▶ **EXERCISE REQUIREMENTS**: Gather all lines containing the string "title" and copy them out.

▶ **RECORD LIST**:
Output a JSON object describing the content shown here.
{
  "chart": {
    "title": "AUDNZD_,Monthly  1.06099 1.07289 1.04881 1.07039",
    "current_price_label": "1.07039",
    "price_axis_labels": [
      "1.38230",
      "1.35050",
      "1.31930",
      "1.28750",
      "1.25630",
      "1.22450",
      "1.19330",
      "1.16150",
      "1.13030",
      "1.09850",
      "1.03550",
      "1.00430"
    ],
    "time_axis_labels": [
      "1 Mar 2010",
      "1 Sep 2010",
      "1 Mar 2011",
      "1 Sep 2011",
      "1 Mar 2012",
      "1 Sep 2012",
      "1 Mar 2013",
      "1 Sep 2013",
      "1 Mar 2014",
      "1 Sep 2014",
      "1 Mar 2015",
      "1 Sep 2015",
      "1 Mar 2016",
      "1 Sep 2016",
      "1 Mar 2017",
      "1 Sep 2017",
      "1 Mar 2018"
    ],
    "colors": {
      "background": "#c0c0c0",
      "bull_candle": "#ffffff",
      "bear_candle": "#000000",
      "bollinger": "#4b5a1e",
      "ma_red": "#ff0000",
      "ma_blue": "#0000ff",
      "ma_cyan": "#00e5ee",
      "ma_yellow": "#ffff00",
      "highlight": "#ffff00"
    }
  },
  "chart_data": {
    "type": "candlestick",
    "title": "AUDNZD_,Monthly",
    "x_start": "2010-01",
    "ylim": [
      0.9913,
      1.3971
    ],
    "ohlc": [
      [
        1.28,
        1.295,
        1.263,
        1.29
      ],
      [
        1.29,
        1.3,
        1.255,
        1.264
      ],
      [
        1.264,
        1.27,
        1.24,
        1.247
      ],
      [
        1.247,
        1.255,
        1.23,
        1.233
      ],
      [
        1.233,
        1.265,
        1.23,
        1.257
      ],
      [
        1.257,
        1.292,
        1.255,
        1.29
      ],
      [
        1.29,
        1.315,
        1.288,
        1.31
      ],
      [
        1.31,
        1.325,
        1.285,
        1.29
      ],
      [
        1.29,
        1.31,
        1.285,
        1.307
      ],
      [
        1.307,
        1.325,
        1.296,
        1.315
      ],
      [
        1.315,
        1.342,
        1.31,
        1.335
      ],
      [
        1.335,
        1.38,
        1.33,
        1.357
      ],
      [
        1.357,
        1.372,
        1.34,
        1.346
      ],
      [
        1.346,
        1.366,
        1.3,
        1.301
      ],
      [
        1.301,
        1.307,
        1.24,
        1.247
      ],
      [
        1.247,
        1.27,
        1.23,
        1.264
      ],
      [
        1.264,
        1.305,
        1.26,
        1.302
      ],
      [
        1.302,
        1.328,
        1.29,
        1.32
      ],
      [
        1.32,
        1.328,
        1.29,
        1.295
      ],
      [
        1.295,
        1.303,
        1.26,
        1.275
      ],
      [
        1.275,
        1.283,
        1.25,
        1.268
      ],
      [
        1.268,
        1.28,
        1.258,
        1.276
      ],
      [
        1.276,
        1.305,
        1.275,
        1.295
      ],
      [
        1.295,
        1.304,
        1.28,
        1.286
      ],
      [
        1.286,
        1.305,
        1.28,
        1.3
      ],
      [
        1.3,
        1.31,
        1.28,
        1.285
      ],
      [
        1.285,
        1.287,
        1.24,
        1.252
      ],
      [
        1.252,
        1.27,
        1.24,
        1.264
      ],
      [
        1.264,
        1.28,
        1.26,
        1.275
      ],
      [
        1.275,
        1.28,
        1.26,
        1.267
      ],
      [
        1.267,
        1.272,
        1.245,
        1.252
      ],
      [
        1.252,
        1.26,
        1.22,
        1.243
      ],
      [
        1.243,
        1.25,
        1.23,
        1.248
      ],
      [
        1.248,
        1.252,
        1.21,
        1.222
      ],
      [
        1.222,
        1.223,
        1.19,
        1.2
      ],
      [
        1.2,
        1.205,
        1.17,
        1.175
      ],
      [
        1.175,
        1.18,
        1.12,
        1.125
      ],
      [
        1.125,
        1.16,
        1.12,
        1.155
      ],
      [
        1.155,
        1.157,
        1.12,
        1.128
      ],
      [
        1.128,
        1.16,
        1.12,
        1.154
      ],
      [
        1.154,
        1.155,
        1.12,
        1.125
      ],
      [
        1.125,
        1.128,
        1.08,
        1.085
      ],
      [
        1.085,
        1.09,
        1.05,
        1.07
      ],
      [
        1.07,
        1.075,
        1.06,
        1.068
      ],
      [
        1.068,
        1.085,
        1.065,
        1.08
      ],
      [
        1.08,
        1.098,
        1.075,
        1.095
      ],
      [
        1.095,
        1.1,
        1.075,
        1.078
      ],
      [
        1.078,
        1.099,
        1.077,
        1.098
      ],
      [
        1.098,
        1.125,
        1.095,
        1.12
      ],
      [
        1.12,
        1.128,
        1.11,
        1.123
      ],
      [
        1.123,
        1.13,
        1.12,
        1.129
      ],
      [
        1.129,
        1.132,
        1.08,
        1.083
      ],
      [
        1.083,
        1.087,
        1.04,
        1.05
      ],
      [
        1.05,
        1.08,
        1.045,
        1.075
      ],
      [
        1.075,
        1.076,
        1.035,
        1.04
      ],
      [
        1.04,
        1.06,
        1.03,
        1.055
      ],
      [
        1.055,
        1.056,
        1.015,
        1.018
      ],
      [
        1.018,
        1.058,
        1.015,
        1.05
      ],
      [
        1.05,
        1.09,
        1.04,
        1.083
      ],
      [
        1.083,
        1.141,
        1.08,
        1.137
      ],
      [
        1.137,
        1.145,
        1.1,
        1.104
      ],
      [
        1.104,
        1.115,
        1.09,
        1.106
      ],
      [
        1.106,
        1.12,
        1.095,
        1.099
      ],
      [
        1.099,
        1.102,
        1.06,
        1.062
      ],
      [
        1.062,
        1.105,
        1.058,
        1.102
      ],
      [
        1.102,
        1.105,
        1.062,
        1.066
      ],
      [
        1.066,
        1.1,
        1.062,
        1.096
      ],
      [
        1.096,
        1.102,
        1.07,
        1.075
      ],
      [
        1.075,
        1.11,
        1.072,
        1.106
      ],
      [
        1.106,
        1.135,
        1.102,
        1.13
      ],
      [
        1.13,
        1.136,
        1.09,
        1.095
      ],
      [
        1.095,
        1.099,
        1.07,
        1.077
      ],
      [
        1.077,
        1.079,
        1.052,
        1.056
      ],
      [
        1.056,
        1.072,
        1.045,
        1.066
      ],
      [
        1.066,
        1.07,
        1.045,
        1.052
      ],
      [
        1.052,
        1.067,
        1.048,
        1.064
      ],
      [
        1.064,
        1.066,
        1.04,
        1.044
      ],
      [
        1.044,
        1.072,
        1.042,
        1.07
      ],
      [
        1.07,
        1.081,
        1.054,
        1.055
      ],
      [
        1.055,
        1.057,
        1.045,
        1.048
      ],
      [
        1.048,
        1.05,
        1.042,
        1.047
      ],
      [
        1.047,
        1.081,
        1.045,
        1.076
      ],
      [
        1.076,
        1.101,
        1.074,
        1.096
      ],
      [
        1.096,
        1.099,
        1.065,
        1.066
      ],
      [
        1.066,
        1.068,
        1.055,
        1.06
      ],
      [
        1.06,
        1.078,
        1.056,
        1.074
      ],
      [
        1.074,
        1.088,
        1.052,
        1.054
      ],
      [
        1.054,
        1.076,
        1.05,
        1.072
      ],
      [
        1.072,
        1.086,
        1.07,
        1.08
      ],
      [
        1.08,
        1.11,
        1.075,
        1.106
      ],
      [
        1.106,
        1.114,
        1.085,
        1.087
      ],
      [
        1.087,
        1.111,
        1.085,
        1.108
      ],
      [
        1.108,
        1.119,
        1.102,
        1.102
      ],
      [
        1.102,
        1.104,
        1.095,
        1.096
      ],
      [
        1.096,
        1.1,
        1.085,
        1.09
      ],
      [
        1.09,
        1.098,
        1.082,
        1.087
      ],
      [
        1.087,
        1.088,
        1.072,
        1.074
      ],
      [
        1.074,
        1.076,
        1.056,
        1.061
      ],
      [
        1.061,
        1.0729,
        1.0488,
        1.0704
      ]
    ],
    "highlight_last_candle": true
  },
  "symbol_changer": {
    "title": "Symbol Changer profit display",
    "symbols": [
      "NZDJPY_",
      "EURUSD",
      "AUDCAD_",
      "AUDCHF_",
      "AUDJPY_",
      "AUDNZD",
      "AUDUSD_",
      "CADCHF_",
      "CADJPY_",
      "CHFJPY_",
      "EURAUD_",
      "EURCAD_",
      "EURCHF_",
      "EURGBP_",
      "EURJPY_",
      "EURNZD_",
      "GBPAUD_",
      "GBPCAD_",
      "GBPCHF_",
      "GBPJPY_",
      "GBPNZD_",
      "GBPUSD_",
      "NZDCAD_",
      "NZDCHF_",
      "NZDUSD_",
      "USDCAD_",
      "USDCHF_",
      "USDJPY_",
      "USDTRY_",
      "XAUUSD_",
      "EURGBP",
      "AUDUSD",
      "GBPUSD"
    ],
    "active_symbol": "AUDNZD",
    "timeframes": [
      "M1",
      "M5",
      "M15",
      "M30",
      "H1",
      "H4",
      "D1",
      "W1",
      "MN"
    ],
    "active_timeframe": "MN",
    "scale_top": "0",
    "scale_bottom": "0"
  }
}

▶ **ANSWER TO THIS PROBLEM**:
    "title": "AUDNZD_,Monthly  1.06099 1.07289 1.04881 1.07039",
    "title": "AUDNZD_,Monthly",
    "title": "Symbol Changer profit display",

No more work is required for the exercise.